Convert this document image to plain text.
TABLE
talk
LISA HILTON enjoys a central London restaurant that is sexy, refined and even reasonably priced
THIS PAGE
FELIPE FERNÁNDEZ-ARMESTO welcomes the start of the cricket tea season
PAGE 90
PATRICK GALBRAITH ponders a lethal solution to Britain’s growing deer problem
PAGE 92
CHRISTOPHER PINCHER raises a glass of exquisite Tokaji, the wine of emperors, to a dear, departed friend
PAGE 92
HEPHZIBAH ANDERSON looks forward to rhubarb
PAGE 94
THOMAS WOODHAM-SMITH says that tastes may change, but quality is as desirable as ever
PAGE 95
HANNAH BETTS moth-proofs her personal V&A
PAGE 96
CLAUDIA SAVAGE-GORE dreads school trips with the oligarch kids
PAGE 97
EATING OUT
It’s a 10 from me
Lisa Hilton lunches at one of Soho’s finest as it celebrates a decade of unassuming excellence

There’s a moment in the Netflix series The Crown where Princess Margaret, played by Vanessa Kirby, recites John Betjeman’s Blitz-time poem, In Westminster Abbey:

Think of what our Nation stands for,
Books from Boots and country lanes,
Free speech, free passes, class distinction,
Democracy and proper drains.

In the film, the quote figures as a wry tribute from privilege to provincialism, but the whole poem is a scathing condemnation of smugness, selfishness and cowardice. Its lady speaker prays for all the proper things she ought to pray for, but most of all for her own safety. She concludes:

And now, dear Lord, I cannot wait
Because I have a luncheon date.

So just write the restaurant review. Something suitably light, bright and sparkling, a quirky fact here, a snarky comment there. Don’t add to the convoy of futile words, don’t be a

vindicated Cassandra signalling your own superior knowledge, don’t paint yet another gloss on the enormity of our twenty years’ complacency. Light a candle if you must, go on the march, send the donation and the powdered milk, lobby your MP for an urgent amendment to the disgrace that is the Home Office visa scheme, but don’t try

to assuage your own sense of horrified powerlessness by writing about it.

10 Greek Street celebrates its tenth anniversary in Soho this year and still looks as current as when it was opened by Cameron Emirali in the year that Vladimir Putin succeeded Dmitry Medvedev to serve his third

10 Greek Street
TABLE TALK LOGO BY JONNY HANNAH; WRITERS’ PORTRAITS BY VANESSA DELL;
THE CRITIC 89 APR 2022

— WRITTEN PROBLEM —
Every line of the records above needs to be given again exactly.

— TASK SOLUTION —
Convert this document image to plain text.
TABLE
talk
LISA HILTON enjoys a central London restaurant that is sexy, refined and even reasonably priced
THIS PAGE
FELIPE FERNÁNDEZ-ARMESTO welcomes the start of the cricket tea season
PAGE 90
PATRICK GALBRAITH ponders a lethal solution to Britain’s growing deer problem
PAGE 92
CHRISTOPHER PINCHER raises a glass of exquisite Tokaji, the wine of emperors, to a dear, departed friend
PAGE 92
HEPHZIBAH ANDERSON looks forward to rhubarb
PAGE 94
THOMAS WOODHAM-SMITH says that tastes may change, but quality is as desirable as ever
PAGE 95
HANNAH BETTS moth-proofs her personal V&A
PAGE 96
CLAUDIA SAVAGE-GORE dreads school trips with the oligarch kids
PAGE 97
EATING OUT
It’s a 10 from me
Lisa Hilton lunches at one of Soho’s finest as it celebrates a decade of unassuming excellence

There’s a moment in the Netflix series The Crown where Princess Margaret, played by Vanessa Kirby, recites John Betjeman’s Blitz-time poem, In Westminster Abbey:

Think of what our Nation stands for,
Books from Boots and country lanes,
Free speech, free passes, class distinction,
Democracy and proper drains.

In the film, the quote figures as a wry tribute from privilege to provincialism, but the whole poem is a scathing condemnation of smugness, selfishness and cowardice. Its lady speaker prays for all the proper things she ought to pray for, but most of all for her own safety. She concludes:

And now, dear Lord, I cannot wait
Because I have a luncheon date.

So just write the restaurant review. Something suitably light, bright and sparkling, a quirky fact here, a snarky comment there. Don’t add to the convoy of futile words, don’t be a

vindicated Cassandra signalling your own superior knowledge, don’t paint yet another gloss on the enormity of our twenty years’ complacency. Light a candle if you must, go on the march, send the donation and the powdered milk, lobby your MP for an urgent amendment to the disgrace that is the Home Office visa scheme, but don’t try

to assuage your own sense of horrified powerlessness by writing about it.

10 Greek Street celebrates its tenth anniversary in Soho this year and still looks as current as when it was opened by Cameron Emirali in the year that Vladimir Putin succeeded Dmitry Medvedev to serve his third

10 Greek Street
TABLE TALK LOGO BY JONNY HANNAH; WRITERS’ PORTRAITS BY VANESSA DELL;
THE CRITIC 89 APR 2022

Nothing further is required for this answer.